▶ [Passage for review]
::::::::::

12. Unquoted investments including investment in Subsidiary Companies
include investments amounting to Rs.13,93,48,165 (Previous Year
Rs.13,93,48,165) where breakup value of investments is lower than the
cost. No provision for diminution (amount unascertained) in value of
unquoted investments is considered necessary. In the opinion of the
management these are long term investments and the diminution in value
is temporary in nature.
13. (a) In the year 1999-2000 the company had received a lump sum
compensation amounting to Rs. 1,12,45,000 along with transfer in its
favour of 24,79,964 nos' fully paid equity shares of Rs. 10/- each of
D.F.M.L at nil value from Pharmaplan GmbH, Germany as one of joint
venture partners of Dalmia Fresenius Medical Limited (DFML) in
consideration of the assurances and representation about cancellation
of outstanding demands of the Custom Authorities (amount unascertained)
against DFML and for relieving, releasing and forever discharging of
all the claims and liabilities against Pharmaplan GmbH, Fresenius AG
and DEG arising out of or in connection with the agreement between them
and cancellation thereof, pending F.I.B.P/ R.B.I approval. In
consideration of above, further company has agreed to get approval in
favour of Pharmaplan GmbH for re-export of Plant & machinery of DFML at
an agreed price to DFML. The management is of the view based upon the
expert opinion, that no such liability on this account will arise in
future and hence, no provision has been considered necessary in the
accounts.
(b) Due to reason cited above and misplacing of some other relevant
data/details relating to acquisition of investment in Dalmia Fresanius
Medical Ltd.(DFML) the accounting for investment in consolidated
financial statement could not be carried out in terms of AS-23
(Accounting for Associates in Consolidated financial Statement) or
AS-27 (Accounting for Interest in Joint venture.) as the case may be.
14. Advances recoverable in cash or kind include:-
(a) Due from Officers/Director of the Company Rs. Nil (Previous Year
Rs.Nil) and maximum amount due during the year Rs.Nil(Previous Year
Rs.Nil).

::::::::::

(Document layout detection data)

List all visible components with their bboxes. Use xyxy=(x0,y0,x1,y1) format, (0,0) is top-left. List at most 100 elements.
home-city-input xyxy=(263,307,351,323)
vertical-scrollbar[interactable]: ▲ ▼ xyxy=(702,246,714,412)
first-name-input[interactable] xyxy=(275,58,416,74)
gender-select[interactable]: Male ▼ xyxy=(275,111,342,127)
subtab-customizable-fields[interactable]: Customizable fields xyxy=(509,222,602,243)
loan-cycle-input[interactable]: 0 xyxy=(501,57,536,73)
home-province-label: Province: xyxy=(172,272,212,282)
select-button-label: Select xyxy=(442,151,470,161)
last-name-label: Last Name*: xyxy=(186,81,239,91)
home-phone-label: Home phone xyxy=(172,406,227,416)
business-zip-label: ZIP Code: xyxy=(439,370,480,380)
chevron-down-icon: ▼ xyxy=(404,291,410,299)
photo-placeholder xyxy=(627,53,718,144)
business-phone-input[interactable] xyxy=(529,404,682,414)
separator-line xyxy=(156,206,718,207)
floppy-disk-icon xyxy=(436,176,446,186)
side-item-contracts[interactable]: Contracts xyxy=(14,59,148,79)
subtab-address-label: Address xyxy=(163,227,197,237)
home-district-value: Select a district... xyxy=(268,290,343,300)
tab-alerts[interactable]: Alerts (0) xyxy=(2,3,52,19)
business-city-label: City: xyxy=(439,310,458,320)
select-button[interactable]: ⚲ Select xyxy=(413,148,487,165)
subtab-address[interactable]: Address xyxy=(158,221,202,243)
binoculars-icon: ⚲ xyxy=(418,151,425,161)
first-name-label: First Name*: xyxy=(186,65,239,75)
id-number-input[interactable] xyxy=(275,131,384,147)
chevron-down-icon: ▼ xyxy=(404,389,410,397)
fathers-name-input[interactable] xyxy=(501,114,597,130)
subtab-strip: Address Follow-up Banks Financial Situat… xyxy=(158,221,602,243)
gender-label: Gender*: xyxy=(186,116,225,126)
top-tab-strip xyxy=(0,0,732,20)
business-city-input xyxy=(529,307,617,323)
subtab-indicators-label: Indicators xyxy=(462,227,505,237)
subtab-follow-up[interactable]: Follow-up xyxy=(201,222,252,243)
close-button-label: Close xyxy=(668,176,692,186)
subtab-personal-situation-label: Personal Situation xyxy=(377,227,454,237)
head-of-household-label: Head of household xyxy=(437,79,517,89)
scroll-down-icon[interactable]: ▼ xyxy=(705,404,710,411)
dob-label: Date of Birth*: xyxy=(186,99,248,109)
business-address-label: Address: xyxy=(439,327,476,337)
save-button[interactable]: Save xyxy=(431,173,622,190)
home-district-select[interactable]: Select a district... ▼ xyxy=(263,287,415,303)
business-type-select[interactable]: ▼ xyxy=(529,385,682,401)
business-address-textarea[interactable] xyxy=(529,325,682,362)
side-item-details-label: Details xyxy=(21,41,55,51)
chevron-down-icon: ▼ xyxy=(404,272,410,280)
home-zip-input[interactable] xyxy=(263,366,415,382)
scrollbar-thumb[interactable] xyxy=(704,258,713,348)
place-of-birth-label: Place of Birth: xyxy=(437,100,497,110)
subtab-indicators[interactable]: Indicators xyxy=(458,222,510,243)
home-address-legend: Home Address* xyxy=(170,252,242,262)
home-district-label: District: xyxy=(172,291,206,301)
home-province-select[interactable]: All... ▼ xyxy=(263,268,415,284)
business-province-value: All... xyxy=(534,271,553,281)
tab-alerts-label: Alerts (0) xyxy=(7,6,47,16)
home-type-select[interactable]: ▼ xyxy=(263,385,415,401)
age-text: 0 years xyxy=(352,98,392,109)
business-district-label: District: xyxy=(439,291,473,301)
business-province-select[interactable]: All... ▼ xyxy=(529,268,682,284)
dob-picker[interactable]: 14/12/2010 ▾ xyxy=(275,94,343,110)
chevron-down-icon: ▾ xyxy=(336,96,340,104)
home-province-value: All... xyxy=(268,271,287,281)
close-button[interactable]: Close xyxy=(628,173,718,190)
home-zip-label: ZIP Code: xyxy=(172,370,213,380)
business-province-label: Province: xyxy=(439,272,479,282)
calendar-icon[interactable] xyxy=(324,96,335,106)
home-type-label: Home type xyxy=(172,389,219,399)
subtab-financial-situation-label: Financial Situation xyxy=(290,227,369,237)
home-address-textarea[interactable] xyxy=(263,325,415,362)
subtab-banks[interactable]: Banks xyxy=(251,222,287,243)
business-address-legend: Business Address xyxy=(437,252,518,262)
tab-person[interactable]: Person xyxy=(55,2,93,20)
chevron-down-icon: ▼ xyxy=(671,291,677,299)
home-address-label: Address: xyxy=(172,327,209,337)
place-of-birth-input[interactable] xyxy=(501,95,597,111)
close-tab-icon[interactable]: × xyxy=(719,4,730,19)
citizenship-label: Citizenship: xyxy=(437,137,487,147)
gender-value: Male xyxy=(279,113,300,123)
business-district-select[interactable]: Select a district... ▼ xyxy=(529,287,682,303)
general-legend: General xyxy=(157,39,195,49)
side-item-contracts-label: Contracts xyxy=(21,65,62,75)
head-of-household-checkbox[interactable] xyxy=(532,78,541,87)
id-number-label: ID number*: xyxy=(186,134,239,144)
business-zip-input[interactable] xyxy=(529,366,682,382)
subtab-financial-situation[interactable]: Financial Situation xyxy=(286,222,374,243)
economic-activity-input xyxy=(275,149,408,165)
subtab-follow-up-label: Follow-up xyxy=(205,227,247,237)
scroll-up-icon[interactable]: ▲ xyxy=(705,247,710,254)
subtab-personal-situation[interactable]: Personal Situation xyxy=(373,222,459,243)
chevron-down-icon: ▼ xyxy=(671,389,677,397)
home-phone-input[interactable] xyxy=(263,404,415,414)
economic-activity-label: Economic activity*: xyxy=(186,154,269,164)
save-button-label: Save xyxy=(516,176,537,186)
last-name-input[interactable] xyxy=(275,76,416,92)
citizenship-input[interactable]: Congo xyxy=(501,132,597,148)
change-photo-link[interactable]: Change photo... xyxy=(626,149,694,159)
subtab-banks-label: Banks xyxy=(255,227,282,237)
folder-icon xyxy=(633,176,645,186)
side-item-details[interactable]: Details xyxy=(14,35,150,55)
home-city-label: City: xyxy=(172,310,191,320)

::::::::::

▶ [Exercise instructions]
**A.** In note 13(a) of the accounting notes, which parties are to be relieved, released and forever discharged from all claims and liabilities?
**B.** Write out the accounting notes starting at "12. Unquoted investments" and ending at "Authorities (amount unascertained)".

▶ [Solutions in order]
**A.** Pharmaplan GmbH, Fresenius AG and DEG

**B.**
12. Unquoted investments including investment in Subsidiary Companies
include investments amounting to Rs.13,93,48,165 (Previous Year
Rs.13,93,48,165) where breakup value of investments is lower than the
cost. No provision for diminution (amount unascertained) in value of
unquoted investments is considered necessary. In the opinion of the
management these are long term investments and the diminution in value
is temporary in nature.
13. (a) In the year 1999-2000 the company had received a lump sum
compensation amounting to Rs. 1,12,45,000 along with transfer in its
favour of 24,79,964 nos' fully paid equity shares of Rs. 10/- each of
D.F.M.L at nil value from Pharmaplan GmbH, Germany as one of joint
venture partners of Dalmia Fresenius Medical Limited (DFML) in
consideration of the assurances and representation about cancellation
of outstanding demands of the Custom Authorities (amount unascertained)